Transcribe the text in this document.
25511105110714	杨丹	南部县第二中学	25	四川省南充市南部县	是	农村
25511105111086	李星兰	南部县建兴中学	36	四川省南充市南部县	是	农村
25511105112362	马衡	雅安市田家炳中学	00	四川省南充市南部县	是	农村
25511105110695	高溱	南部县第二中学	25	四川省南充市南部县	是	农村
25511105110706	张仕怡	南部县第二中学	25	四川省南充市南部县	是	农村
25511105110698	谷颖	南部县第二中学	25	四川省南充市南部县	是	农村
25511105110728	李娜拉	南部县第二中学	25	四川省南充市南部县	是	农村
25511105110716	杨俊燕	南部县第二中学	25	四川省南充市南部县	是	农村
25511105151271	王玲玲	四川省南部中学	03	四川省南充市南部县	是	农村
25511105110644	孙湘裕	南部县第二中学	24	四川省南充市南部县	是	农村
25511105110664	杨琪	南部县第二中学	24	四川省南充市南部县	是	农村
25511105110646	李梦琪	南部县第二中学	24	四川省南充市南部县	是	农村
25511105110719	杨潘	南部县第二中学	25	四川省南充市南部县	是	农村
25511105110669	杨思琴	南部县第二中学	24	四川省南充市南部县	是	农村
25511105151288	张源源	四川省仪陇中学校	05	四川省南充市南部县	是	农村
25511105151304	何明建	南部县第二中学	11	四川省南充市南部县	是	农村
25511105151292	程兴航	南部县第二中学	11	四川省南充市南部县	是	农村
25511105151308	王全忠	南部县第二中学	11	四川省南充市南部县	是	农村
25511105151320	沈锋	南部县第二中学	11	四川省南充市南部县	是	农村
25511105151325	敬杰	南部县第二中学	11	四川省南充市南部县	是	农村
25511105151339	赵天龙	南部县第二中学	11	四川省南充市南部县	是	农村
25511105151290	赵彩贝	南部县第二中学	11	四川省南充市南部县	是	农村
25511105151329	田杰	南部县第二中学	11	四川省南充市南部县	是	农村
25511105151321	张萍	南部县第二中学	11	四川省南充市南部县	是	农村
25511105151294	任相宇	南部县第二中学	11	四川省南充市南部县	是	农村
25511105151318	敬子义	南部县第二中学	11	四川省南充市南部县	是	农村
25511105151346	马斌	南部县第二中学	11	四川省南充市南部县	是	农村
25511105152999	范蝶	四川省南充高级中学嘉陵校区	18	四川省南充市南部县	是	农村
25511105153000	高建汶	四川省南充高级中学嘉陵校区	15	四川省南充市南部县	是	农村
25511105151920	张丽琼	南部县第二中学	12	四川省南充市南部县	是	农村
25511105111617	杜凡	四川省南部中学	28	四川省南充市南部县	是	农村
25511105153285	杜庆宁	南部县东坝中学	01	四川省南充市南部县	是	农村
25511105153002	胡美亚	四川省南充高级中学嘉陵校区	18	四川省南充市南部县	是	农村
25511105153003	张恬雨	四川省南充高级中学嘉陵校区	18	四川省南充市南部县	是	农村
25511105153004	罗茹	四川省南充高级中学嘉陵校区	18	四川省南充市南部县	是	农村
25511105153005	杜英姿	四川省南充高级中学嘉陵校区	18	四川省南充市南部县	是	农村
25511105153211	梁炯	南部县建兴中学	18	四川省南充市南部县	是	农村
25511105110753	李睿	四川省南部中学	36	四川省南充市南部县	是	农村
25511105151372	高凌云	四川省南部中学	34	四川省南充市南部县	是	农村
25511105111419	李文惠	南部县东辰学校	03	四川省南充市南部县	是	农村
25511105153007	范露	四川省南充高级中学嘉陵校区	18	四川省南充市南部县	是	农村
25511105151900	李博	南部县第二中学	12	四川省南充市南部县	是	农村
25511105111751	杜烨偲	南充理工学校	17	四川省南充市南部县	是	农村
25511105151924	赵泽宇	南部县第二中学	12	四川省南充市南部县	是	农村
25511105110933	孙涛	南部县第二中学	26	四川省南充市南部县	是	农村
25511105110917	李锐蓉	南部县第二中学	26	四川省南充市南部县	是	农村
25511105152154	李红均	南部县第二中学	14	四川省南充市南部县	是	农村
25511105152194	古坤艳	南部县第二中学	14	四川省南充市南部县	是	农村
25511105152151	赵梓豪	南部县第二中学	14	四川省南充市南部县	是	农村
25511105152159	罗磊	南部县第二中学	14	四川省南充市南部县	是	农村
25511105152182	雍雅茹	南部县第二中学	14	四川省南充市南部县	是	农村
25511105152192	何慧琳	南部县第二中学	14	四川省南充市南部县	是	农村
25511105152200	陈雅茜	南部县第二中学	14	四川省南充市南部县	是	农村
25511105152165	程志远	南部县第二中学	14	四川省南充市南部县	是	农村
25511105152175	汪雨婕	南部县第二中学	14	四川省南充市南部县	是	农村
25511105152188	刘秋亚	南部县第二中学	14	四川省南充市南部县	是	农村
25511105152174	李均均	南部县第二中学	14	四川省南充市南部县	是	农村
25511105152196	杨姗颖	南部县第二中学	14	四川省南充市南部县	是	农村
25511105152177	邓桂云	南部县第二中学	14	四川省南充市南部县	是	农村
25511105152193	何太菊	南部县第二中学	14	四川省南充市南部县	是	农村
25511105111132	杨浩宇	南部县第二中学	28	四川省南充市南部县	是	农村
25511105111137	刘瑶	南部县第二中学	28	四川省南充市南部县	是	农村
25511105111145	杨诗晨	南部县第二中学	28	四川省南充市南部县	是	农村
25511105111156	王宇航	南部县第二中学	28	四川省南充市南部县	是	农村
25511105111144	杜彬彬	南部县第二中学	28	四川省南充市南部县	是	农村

....

◆ **SHORT EXERCISE**
Output the whole listing above again, word for word.

◆ **TASK ANSWER**
Transcribe the text in this document.
25511105110714	杨丹	南部县第二中学	25	四川省南充市南部县	是	农村
25511105111086	李星兰	南部县建兴中学	36	四川省南充市南部县	是	农村
25511105112362	马衡	雅安市田家炳中学	00	四川省南充市南部县	是	农村
25511105110695	高溱	南部县第二中学	25	四川省南充市南部县	是	农村
25511105110706	张仕怡	南部县第二中学	25	四川省南充市南部县	是	农村
25511105110698	谷颖	南部县第二中学	25	四川省南充市南部县	是	农村
25511105110728	李娜拉	南部县第二中学	25	四川省南充市南部县	是	农村
25511105110716	杨俊燕	南部县第二中学	25	四川省南充市南部县	是	农村
25511105151271	王玲玲	四川省南部中学	03	四川省南充市南部县	是	农村
25511105110644	孙湘裕	南部县第二中学	24	四川省南充市南部县	是	农村
25511105110664	杨琪	南部县第二中学	24	四川省南充市南部县	是	农村
25511105110646	李梦琪	南部县第二中学	24	四川省南充市南部县	是	农村
25511105110719	杨潘	南部县第二中学	25	四川省南充市南部县	是	农村
25511105110669	杨思琴	南部县第二中学	24	四川省南充市南部县	是	农村
25511105151288	张源源	四川省仪陇中学校	05	四川省南充市南部县	是	农村
25511105151304	何明建	南部县第二中学	11	四川省南充市南部县	是	农村
25511105151292	程兴航	南部县第二中学	11	四川省南充市南部县	是	农村
25511105151308	王全忠	南部县第二中学	11	四川省南充市南部县	是	农村
25511105151320	沈锋	南部县第二中学	11	四川省南充市南部县	是	农村
25511105151325	敬杰	南部县第二中学	11	四川省南充市南部县	是	农村
25511105151339	赵天龙	南部县第二中学	11	四川省南充市南部县	是	农村
25511105151290	赵彩贝	南部县第二中学	11	四川省南充市南部县	是	农村
25511105151329	田杰	南部县第二中学	11	四川省南充市南部县	是	农村
25511105151321	张萍	南部县第二中学	11	四川省南充市南部县	是	农村
25511105151294	任相宇	南部县第二中学	11	四川省南充市南部县	是	农村
25511105151318	敬子义	南部县第二中学	11	四川省南充市南部县	是	农村
25511105151346	马斌	南部县第二中学	11	四川省南充市南部县	是	农村
25511105152999	范蝶	四川省南充高级中学嘉陵校区	18	四川省南充市南部县	是	农村
25511105153000	高建汶	四川省南充高级中学嘉陵校区	15	四川省南充市南部县	是	农村
25511105151920	张丽琼	南部县第二中学	12	四川省南充市南部县	是	农村
25511105111617	杜凡	四川省南部中学	28	四川省南充市南部县	是	农村
25511105153285	杜庆宁	南部县东坝中学	01	四川省南充市南部县	是	农村
25511105153002	胡美亚	四川省南充高级中学嘉陵校区	18	四川省南充市南部县	是	农村
25511105153003	张恬雨	四川省南充高级中学嘉陵校区	18	四川省南充市南部县	是	农村
25511105153004	罗茹	四川省南充高级中学嘉陵校区	18	四川省南充市南部县	是	农村
25511105153005	杜英姿	四川省南充高级中学嘉陵校区	18	四川省南充市南部县	是	农村
25511105153211	梁炯	南部县建兴中学	18	四川省南充市南部县	是	农村
25511105110753	李睿	四川省南部中学	36	四川省南充市南部县	是	农村
25511105151372	高凌云	四川省南部中学	34	四川省南充市南部县	是	农村
25511105111419	李文惠	南部县东辰学校	03	四川省南充市南部县	是	农村
25511105153007	范露	四川省南充高级中学嘉陵校区	18	四川省南充市南部县	是	农村
25511105151900	李博	南部县第二中学	12	四川省南充市南部县	是	农村
25511105111751	杜烨偲	南充理工学校	17	四川省南充市南部县	是	农村
25511105151924	赵泽宇	南部县第二中学	12	四川省南充市南部县	是	农村
25511105110933	孙涛	南部县第二中学	26	四川省南充市南部县	是	农村
25511105110917	李锐蓉	南部县第二中学	26	四川省南充市南部县	是	农村
25511105152154	李红均	南部县第二中学	14	四川省南充市南部县	是	农村
25511105152194	古坤艳	南部县第二中学	14	四川省南充市南部县	是	农村
25511105152151	赵梓豪	南部县第二中学	14	四川省南充市南部县	是	农村
25511105152159	罗磊	南部县第二中学	14	四川省南充市南部县	是	农村
25511105152182	雍雅茹	南部县第二中学	14	四川省南充市南部县	是	农村
25511105152192	何慧琳	南部县第二中学	14	四川省南充市南部县	是	农村
25511105152200	陈雅茜	南部县第二中学	14	四川省南充市南部县	是	农村
25511105152165	程志远	南部县第二中学	14	四川省南充市南部县	是	农村
25511105152175	汪雨婕	南部县第二中学	14	四川省南充市南部县	是	农村
25511105152188	刘秋亚	南部县第二中学	14	四川省南充市南部县	是	农村
25511105152174	李均均	南部县第二中学	14	四川省南充市南部县	是	农村
25511105152196	杨姗颖	南部县第二中学	14	四川省南充市南部县	是	农村
25511105152177	邓桂云	南部县第二中学	14	四川省南充市南部县	是	农村
25511105152193	何太菊	南部县第二中学	14	四川省南充市南部县	是	农村
25511105111132	杨浩宇	南部县第二中学	28	四川省南充市南部县	是	农村
25511105111137	刘瑶	南部县第二中学	28	四川省南充市南部县	是	农村
25511105111145	杨诗晨	南部县第二中学	28	四川省南充市南部县	是	农村
25511105111156	王宇航	南部县第二中学	28	四川省南充市南部县	是	农村
25511105111144	杜彬彬	南部县第二中学	28	四川省南充市南部县	是	农村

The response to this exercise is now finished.